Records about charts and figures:
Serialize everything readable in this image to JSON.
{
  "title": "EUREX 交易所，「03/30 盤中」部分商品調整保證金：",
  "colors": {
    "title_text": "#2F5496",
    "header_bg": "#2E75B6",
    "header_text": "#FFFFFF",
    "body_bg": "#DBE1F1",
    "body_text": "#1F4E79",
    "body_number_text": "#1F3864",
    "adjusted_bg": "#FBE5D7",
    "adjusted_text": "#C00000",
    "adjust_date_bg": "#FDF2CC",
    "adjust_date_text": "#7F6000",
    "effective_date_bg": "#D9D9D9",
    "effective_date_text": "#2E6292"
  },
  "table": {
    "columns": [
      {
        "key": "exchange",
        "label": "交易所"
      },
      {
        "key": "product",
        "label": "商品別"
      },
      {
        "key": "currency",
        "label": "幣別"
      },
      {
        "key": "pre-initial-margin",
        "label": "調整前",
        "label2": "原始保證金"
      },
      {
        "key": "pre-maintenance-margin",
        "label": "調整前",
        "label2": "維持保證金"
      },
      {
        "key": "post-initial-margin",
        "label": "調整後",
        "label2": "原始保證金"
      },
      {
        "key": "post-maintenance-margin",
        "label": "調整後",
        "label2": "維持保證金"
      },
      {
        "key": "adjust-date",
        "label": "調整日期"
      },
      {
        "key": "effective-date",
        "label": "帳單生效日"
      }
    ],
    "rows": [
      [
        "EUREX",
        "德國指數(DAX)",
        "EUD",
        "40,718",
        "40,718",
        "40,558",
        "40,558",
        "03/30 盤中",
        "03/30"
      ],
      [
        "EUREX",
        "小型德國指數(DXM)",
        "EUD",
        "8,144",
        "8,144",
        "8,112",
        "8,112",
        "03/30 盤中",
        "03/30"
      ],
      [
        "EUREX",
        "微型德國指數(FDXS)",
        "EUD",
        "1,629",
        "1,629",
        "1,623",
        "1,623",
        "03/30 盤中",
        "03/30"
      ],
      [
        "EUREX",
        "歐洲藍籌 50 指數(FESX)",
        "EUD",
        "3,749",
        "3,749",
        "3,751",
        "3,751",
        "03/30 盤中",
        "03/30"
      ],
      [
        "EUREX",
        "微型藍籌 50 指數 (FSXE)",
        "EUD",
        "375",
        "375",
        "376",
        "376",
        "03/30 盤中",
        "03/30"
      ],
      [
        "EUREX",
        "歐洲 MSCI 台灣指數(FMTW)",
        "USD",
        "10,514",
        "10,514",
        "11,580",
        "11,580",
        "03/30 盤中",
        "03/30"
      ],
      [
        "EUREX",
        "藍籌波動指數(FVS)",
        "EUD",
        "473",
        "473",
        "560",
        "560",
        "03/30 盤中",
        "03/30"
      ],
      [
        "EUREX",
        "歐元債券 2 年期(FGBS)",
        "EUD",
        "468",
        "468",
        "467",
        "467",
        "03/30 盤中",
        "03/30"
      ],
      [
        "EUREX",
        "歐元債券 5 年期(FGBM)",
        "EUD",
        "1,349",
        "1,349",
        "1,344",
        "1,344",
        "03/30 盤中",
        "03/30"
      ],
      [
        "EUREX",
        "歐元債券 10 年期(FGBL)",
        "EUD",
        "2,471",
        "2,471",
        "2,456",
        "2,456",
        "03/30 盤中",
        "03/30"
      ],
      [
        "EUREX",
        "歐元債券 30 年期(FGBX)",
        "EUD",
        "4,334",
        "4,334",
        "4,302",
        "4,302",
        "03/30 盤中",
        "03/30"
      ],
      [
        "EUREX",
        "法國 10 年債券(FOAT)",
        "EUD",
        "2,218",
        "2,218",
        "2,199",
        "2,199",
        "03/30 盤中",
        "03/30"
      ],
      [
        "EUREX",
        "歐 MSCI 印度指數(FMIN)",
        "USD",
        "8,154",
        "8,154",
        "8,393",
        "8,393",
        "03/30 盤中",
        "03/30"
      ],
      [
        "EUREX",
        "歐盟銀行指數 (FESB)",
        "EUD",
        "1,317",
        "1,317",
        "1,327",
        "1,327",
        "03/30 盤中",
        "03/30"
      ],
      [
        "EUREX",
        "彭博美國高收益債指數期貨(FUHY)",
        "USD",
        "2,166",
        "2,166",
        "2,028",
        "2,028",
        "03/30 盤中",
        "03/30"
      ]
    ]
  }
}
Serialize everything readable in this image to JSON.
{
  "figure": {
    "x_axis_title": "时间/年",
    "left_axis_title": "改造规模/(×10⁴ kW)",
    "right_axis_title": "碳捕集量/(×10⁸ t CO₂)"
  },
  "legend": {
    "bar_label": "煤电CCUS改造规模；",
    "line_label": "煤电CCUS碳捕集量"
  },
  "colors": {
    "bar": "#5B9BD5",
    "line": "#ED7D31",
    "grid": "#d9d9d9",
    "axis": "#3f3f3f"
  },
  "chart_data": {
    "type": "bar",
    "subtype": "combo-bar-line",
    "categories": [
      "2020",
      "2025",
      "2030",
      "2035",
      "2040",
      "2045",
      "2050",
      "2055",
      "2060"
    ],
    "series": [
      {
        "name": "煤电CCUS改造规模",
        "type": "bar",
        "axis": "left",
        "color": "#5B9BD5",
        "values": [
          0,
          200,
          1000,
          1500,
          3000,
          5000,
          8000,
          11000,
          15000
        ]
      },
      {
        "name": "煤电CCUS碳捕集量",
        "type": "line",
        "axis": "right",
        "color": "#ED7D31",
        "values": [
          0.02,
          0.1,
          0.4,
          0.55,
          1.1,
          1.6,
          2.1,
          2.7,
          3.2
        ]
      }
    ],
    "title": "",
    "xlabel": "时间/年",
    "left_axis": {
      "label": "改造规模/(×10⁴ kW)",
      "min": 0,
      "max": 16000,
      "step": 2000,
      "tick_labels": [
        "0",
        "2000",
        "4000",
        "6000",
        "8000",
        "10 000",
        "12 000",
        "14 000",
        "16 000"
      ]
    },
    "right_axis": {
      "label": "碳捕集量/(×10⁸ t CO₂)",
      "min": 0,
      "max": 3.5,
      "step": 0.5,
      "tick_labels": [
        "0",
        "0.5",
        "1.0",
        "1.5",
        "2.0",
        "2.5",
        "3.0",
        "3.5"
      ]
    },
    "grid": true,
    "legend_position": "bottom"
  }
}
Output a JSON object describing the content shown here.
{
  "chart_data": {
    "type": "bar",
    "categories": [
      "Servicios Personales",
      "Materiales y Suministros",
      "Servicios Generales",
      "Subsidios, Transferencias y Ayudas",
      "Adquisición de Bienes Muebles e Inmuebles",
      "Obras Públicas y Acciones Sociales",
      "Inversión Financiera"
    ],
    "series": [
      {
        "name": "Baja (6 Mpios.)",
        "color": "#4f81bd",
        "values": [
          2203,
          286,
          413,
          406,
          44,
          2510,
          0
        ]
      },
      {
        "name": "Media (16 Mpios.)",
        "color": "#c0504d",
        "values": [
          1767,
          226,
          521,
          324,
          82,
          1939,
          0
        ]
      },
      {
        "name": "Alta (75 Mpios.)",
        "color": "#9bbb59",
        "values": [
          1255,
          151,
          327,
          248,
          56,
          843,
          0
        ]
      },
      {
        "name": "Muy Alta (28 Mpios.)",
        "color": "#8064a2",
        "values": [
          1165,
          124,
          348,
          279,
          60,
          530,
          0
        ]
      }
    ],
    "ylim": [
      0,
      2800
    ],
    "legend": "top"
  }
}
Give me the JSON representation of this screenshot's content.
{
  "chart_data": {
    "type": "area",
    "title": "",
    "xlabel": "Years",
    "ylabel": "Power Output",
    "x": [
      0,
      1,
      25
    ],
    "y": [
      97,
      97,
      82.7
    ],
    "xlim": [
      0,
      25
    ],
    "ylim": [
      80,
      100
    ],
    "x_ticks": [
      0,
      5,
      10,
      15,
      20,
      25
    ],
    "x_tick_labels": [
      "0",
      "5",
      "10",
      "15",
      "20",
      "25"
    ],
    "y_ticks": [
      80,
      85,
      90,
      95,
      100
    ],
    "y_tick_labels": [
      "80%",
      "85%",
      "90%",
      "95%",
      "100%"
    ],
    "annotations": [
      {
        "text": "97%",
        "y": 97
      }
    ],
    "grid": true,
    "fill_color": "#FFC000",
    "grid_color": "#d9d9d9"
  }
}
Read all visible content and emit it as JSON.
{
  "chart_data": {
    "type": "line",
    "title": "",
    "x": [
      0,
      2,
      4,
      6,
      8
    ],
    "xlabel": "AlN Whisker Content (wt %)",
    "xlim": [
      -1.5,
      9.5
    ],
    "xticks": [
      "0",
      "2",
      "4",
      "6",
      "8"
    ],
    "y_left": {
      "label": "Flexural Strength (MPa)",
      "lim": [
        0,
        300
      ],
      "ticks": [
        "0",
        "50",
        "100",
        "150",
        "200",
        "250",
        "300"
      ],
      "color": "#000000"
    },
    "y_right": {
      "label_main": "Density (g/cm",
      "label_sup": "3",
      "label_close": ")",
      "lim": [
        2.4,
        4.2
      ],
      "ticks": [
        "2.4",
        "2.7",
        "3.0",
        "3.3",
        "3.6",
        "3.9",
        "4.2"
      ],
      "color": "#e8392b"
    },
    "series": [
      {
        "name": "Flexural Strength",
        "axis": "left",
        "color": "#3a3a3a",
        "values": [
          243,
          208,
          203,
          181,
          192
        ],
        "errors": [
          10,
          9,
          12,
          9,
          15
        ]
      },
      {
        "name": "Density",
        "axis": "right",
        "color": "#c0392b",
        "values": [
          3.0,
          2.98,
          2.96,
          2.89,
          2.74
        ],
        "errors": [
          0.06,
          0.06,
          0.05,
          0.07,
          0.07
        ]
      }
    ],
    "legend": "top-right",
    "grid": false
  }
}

To be done:
In the lines above, locate the string "煤电CCUS改造规模". Copy every line where it occurs.

Task solution:
    "bar_label": "煤电CCUS改造规模；",
        "name": "煤电CCUS改造规模",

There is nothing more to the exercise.